PROBLEM TO SOLVE
Output all of the data below exactly as given.

[Figure dataset records]
◇ ◇ ◇ ◇ ◇

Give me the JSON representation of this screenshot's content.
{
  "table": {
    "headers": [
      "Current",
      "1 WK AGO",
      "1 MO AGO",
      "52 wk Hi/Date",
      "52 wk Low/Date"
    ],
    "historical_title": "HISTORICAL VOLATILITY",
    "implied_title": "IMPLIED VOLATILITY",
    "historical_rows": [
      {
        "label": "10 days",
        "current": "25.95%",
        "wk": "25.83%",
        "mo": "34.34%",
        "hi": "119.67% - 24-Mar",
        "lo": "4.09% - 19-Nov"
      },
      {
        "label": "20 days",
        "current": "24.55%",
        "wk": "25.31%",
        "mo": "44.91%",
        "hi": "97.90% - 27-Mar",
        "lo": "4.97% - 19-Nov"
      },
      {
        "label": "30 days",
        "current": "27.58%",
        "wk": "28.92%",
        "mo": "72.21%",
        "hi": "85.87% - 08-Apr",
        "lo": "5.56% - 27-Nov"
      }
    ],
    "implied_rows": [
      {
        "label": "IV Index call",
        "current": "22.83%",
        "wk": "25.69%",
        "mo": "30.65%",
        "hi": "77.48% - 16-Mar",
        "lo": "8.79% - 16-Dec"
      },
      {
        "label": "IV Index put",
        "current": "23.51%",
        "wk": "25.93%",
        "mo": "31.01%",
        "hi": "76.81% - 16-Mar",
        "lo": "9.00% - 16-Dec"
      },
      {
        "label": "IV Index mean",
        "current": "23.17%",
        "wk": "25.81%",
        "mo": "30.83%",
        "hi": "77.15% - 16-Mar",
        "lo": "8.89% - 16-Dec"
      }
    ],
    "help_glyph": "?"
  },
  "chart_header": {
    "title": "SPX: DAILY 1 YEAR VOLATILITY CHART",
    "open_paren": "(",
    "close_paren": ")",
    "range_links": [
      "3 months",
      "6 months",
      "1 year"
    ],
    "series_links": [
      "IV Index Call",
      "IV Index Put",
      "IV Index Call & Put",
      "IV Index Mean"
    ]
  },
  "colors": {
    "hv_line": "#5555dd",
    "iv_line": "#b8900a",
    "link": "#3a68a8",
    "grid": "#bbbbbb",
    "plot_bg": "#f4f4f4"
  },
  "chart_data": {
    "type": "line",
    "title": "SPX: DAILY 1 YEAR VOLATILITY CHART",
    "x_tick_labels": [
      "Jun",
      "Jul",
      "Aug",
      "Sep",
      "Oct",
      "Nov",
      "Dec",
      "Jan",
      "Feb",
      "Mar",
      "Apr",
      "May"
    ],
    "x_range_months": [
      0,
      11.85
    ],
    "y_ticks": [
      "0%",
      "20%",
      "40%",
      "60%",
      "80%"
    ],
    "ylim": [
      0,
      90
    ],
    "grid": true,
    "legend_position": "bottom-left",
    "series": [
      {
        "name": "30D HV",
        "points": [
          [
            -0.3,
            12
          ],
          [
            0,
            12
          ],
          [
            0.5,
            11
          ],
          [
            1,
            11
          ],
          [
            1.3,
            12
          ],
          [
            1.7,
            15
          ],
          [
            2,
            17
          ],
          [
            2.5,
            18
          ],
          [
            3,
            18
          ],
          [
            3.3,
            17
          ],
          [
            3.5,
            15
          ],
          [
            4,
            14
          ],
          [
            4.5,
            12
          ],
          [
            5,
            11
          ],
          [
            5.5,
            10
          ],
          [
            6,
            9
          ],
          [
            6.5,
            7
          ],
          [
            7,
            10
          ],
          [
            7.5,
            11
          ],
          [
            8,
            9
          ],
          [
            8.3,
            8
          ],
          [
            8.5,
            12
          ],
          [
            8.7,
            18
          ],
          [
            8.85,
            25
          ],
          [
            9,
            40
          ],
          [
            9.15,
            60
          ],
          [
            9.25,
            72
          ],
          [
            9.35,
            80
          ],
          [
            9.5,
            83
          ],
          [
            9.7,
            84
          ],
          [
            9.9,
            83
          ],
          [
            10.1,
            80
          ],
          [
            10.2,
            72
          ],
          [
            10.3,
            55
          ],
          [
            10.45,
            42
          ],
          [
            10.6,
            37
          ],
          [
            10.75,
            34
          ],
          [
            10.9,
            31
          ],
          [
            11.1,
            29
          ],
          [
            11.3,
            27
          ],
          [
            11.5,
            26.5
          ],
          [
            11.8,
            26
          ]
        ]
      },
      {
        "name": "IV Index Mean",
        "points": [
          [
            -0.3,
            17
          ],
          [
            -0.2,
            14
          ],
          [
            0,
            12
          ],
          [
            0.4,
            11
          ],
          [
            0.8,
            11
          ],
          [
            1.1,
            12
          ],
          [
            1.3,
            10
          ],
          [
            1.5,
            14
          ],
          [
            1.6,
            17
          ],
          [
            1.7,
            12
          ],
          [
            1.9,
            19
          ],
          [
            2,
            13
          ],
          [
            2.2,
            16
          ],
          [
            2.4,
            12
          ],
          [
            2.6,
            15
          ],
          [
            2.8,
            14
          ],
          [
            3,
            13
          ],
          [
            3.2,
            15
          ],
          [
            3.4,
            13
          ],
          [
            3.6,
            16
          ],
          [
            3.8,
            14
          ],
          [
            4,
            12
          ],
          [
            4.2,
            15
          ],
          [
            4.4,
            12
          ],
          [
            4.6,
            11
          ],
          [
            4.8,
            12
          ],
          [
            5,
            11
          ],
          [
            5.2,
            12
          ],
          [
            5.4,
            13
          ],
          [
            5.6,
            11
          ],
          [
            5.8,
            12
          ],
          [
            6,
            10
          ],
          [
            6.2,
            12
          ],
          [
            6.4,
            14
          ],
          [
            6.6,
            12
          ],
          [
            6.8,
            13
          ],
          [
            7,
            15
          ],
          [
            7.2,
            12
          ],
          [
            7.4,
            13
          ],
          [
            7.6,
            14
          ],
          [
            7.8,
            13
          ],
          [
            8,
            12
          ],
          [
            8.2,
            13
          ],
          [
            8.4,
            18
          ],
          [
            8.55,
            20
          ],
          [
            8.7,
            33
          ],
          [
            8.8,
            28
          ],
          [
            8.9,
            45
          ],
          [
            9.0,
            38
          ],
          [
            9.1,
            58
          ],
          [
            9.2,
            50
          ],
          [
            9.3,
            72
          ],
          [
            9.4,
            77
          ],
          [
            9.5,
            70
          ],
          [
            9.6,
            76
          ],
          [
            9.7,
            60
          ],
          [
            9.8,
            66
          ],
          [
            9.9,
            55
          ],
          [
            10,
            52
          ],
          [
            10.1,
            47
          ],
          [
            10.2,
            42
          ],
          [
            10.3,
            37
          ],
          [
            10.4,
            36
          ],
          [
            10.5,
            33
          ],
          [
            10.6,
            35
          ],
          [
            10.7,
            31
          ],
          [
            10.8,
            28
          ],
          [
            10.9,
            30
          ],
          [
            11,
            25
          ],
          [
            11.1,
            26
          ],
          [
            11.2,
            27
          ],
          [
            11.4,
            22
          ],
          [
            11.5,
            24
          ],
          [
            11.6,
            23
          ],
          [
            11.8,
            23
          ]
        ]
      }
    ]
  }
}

◇ ◇ ◇ ◇ ◇

WRITTEN REPLY
Give me the JSON representation of this screenshot's content.
{
  "table": {
    "headers": [
      "Current",
      "1 WK AGO",
      "1 MO AGO",
      "52 wk Hi/Date",
      "52 wk Low/Date"
    ],
    "historical_title": "HISTORICAL VOLATILITY",
    "implied_title": "IMPLIED VOLATILITY",
    "historical_rows": [
      {
        "label": "10 days",
        "current": "25.95%",
        "wk": "25.83%",
        "mo": "34.34%",
        "hi": "119.67% - 24-Mar",
        "lo": "4.09% - 19-Nov"
      },
      {
        "label": "20 days",
        "current": "24.55%",
        "wk": "25.31%",
        "mo": "44.91%",
        "hi": "97.90% - 27-Mar",
        "lo": "4.97% - 19-Nov"
      },
      {
        "label": "30 days",
        "current": "27.58%",
        "wk": "28.92%",
        "mo": "72.21%",
        "hi": "85.87% - 08-Apr",
        "lo": "5.56% - 27-Nov"
      }
    ],
    "implied_rows": [
      {
        "label": "IV Index call",
        "current": "22.83%",
        "wk": "25.69%",
        "mo": "30.65%",
        "hi": "77.48% - 16-Mar",
        "lo": "8.79% - 16-Dec"
      },
      {
        "label": "IV Index put",
        "current": "23.51%",
        "wk": "25.93%",
        "mo": "31.01%",
        "hi": "76.81% - 16-Mar",
        "lo": "9.00% - 16-Dec"
      },
      {
        "label": "IV Index mean",
        "current": "23.17%",
        "wk": "25.81%",
        "mo": "30.83%",
        "hi": "77.15% - 16-Mar",
        "lo": "8.89% - 16-Dec"
      }
    ],
    "help_glyph": "?"
  },
  "chart_header": {
    "title": "SPX: DAILY 1 YEAR VOLATILITY CHART",
    "open_paren": "(",
    "close_paren": ")",
    "range_links": [
      "3 months",
      "6 months",
      "1 year"
    ],
    "series_links": [
      "IV Index Call",
      "IV Index Put",
      "IV Index Call & Put",
      "IV Index Mean"
    ]
  },
  "colors": {
    "hv_line": "#5555dd",
    "iv_line": "#b8900a",
    "link": "#3a68a8",
    "grid": "#bbbbbb",
    "plot_bg": "#f4f4f4"
  },
  "chart_data": {
    "type": "line",
    "title": "SPX: DAILY 1 YEAR VOLATILITY CHART",
    "x_tick_labels": [
      "Jun",
      "Jul",
      "Aug",
      "Sep",
      "Oct",
      "Nov",
      "Dec",
      "Jan",
      "Feb",
      "Mar",
      "Apr",
      "May"
    ],
    "x_range_months": [
      0,
      11.85
    ],
    "y_ticks": [
      "0%",
      "20%",
      "40%",
      "60%",
      "80%"
    ],
    "ylim": [
      0,
      90
    ],
    "grid": true,
    "legend_position": "bottom-left",
    "series": [
      {
        "name": "30D HV",
        "points": [
          [
            -0.3,
            12
          ],
          [
            0,
            12
          ],
          [
            0.5,
            11
          ],
          [
            1,
            11
          ],
          [
            1.3,
            12
          ],
          [
            1.7,
            15
          ],
          [
            2,
            17
          ],
          [
            2.5,
            18
          ],
          [
            3,
            18
          ],
          [
            3.3,
            17
          ],
          [
            3.5,
            15
          ],
          [
            4,
            14
          ],
          [
            4.5,
            12
          ],
          [
            5,
            11
          ],
          [
            5.5,
            10
          ],
          [
            6,
            9
          ],
          [
            6.5,
            7
          ],
          [
            7,
            10
          ],
          [
            7.5,
            11
          ],
          [
            8,
            9
          ],
          [
            8.3,
            8
          ],
          [
            8.5,
            12
          ],
          [
            8.7,
            18
          ],
          [
            8.85,
            25
          ],
          [
            9,
            40
          ],
          [
            9.15,
            60
          ],
          [
            9.25,
            72
          ],
          [
            9.35,
            80
          ],
          [
            9.5,
            83
          ],
          [
            9.7,
            84
          ],
          [
            9.9,
            83
          ],
          [
            10.1,
            80
          ],
          [
            10.2,
            72
          ],
          [
            10.3,
            55
          ],
          [
            10.45,
            42
          ],
          [
            10.6,
            37
          ],
          [
            10.75,
            34
          ],
          [
            10.9,
            31
          ],
          [
            11.1,
            29
          ],
          [
            11.3,
            27
          ],
          [
            11.5,
            26.5
          ],
          [
            11.8,
            26
          ]
        ]
      },
      {
        "name": "IV Index Mean",
        "points": [
          [
            -0.3,
            17
          ],
          [
            -0.2,
            14
          ],
          [
            0,
            12
          ],
          [
            0.4,
            11
          ],
          [
            0.8,
            11
          ],
          [
            1.1,
            12
          ],
          [
            1.3,
            10
          ],
          [
            1.5,
            14
          ],
          [
            1.6,
            17
          ],
          [
            1.7,
            12
          ],
          [
            1.9,
            19
          ],
          [
            2,
            13
          ],
          [
            2.2,
            16
          ],
          [
            2.4,
            12
          ],
          [
            2.6,
            15
          ],
          [
            2.8,
            14
          ],
          [
            3,
            13
          ],
          [
            3.2,
            15
          ],
          [
            3.4,
            13
          ],
          [
            3.6,
            16
          ],
          [
            3.8,
            14
          ],
          [
            4,
            12
          ],
          [
            4.2,
            15
          ],
          [
            4.4,
            12
          ],
          [
            4.6,
            11
          ],
          [
            4.8,
            12
          ],
          [
            5,
            11
          ],
          [
            5.2,
            12
          ],
          [
            5.4,
            13
          ],
          [
            5.6,
            11
          ],
          [
            5.8,
            12
          ],
          [
            6,
            10
          ],
          [
            6.2,
            12
          ],
          [
            6.4,
            14
          ],
          [
            6.6,
            12
          ],
          [
            6.8,
            13
          ],
          [
            7,
            15
          ],
          [
            7.2,
            12
          ],
          [
            7.4,
            13
          ],
          [
            7.6,
            14
          ],
          [
            7.8,
            13
          ],
          [
            8,
            12
          ],
          [
            8.2,
            13
          ],
          [
            8.4,
            18
          ],
          [
            8.55,
            20
          ],
          [
            8.7,
            33
          ],
          [
            8.8,
            28
          ],
          [
            8.9,
            45
          ],
          [
            9.0,
            38
          ],
          [
            9.1,
            58
          ],
          [
            9.2,
            50
          ],
          [
            9.3,
            72
          ],
          [
            9.4,
            77
          ],
          [
            9.5,
            70
          ],
          [
            9.6,
            76
          ],
          [
            9.7,
            60
          ],
          [
            9.8,
            66
          ],
          [
            9.9,
            55
          ],
          [
            10,
            52
          ],
          [
            10.1,
            47
          ],
          [
            10.2,
            42
          ],
          [
            10.3,
            37
          ],
          [
            10.4,
            36
          ],
          [
            10.5,
            33
          ],
          [
            10.6,
            35
          ],
          [
            10.7,
            31
          ],
          [
            10.8,
            28
          ],
          [
            10.9,
            30
          ],
          [
            11,
            25
          ],
          [
            11.1,
            26
          ],
          [
            11.2,
            27
          ],
          [
            11.4,
            22
          ],
          [
            11.5,
            24
          ],
          [
            11.6,
            23
          ],
          [
            11.8,
            23
          ]
        ]
      }
    ]
  }
}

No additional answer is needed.